--- start of Entries provided ---
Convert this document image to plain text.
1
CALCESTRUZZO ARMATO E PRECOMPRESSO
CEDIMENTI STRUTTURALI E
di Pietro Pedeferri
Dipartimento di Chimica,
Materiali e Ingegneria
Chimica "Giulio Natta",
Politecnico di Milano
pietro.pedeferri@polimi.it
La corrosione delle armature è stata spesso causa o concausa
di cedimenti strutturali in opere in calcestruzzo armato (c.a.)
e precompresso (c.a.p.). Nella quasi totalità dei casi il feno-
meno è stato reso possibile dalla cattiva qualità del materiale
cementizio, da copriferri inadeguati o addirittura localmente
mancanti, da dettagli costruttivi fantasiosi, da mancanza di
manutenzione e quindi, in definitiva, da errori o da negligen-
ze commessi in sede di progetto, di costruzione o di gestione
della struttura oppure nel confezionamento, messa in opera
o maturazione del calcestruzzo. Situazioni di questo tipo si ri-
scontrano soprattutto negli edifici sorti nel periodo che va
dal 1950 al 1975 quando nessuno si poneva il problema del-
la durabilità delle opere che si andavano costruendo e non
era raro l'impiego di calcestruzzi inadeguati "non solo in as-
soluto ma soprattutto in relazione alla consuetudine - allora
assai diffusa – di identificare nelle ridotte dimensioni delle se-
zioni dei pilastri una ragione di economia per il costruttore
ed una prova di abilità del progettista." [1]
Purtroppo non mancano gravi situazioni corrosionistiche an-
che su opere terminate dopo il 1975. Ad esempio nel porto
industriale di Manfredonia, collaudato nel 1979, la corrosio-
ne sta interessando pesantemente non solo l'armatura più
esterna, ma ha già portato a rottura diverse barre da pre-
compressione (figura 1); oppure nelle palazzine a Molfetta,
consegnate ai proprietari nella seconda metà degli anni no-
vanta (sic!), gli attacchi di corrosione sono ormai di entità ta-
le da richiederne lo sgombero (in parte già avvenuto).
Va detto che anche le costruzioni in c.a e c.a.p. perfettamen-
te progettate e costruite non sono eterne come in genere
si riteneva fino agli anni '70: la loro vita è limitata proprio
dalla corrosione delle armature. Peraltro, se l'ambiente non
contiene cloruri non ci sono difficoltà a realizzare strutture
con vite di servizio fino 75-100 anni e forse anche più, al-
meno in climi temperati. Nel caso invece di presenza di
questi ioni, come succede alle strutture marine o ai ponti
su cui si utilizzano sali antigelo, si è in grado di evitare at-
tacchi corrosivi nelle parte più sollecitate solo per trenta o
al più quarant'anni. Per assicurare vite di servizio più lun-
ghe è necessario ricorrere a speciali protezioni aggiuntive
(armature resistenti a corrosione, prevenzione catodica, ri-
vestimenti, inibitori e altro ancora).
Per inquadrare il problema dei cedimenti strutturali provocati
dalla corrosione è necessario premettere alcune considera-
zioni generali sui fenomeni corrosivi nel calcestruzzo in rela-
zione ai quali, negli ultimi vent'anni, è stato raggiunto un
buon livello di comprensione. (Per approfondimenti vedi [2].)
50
--- end of Entries provided ---
*What to work on*: Transcribe all of the material exactly. Omit nothing.

*Response to this task*:
Convert this document image to plain text.
1
CALCESTRUZZO ARMATO E PRECOMPRESSO
CEDIMENTI STRUTTURALI E
di Pietro Pedeferri
Dipartimento di Chimica,
Materiali e Ingegneria
Chimica "Giulio Natta",
Politecnico di Milano
pietro.pedeferri@polimi.it
La corrosione delle armature è stata spesso causa o concausa
di cedimenti strutturali in opere in calcestruzzo armato (c.a.)
e precompresso (c.a.p.). Nella quasi totalità dei casi il feno-
meno è stato reso possibile dalla cattiva qualità del materiale
cementizio, da copriferri inadeguati o addirittura localmente
mancanti, da dettagli costruttivi fantasiosi, da mancanza di
manutenzione e quindi, in definitiva, da errori o da negligen-
ze commessi in sede di progetto, di costruzione o di gestione
della struttura oppure nel confezionamento, messa in opera
o maturazione del calcestruzzo. Situazioni di questo tipo si ri-
scontrano soprattutto negli edifici sorti nel periodo che va
dal 1950 al 1975 quando nessuno si poneva il problema del-
la durabilità delle opere che si andavano costruendo e non
era raro l'impiego di calcestruzzi inadeguati "non solo in as-
soluto ma soprattutto in relazione alla consuetudine - allora
assai diffusa – di identificare nelle ridotte dimensioni delle se-
zioni dei pilastri una ragione di economia per il costruttore
ed una prova di abilità del progettista." [1]
Purtroppo non mancano gravi situazioni corrosionistiche an-
che su opere terminate dopo il 1975. Ad esempio nel porto
industriale di Manfredonia, collaudato nel 1979, la corrosio-
ne sta interessando pesantemente non solo l'armatura più
esterna, ma ha già portato a rottura diverse barre da pre-
compressione (figura 1); oppure nelle palazzine a Molfetta,
consegnate ai proprietari nella seconda metà degli anni no-
vanta (sic!), gli attacchi di corrosione sono ormai di entità ta-
le da richiederne lo sgombero (in parte già avvenuto).
Va detto che anche le costruzioni in c.a e c.a.p. perfettamen-
te progettate e costruite non sono eterne come in genere
si riteneva fino agli anni '70: la loro vita è limitata proprio
dalla corrosione delle armature. Peraltro, se l'ambiente non
contiene cloruri non ci sono difficoltà a realizzare strutture
con vite di servizio fino 75-100 anni e forse anche più, al-
meno in climi temperati. Nel caso invece di presenza di
questi ioni, come succede alle strutture marine o ai ponti
su cui si utilizzano sali antigelo, si è in grado di evitare at-
tacchi corrosivi nelle parte più sollecitate solo per trenta o
al più quarant'anni. Per assicurare vite di servizio più lun-
ghe è necessario ricorrere a speciali protezioni aggiuntive
(armature resistenti a corrosione, prevenzione catodica, ri-
vestimenti, inibitori e altro ancora).
Per inquadrare il problema dei cedimenti strutturali provocati
dalla corrosione è necessario premettere alcune considera-
zioni generali sui fenomeni corrosivi nel calcestruzzo in rela-
zione ai quali, negli ultimi vent'anni, è stato raggiunto un
buon livello di comprensione. (Per approfondimenti vedi [2].)
50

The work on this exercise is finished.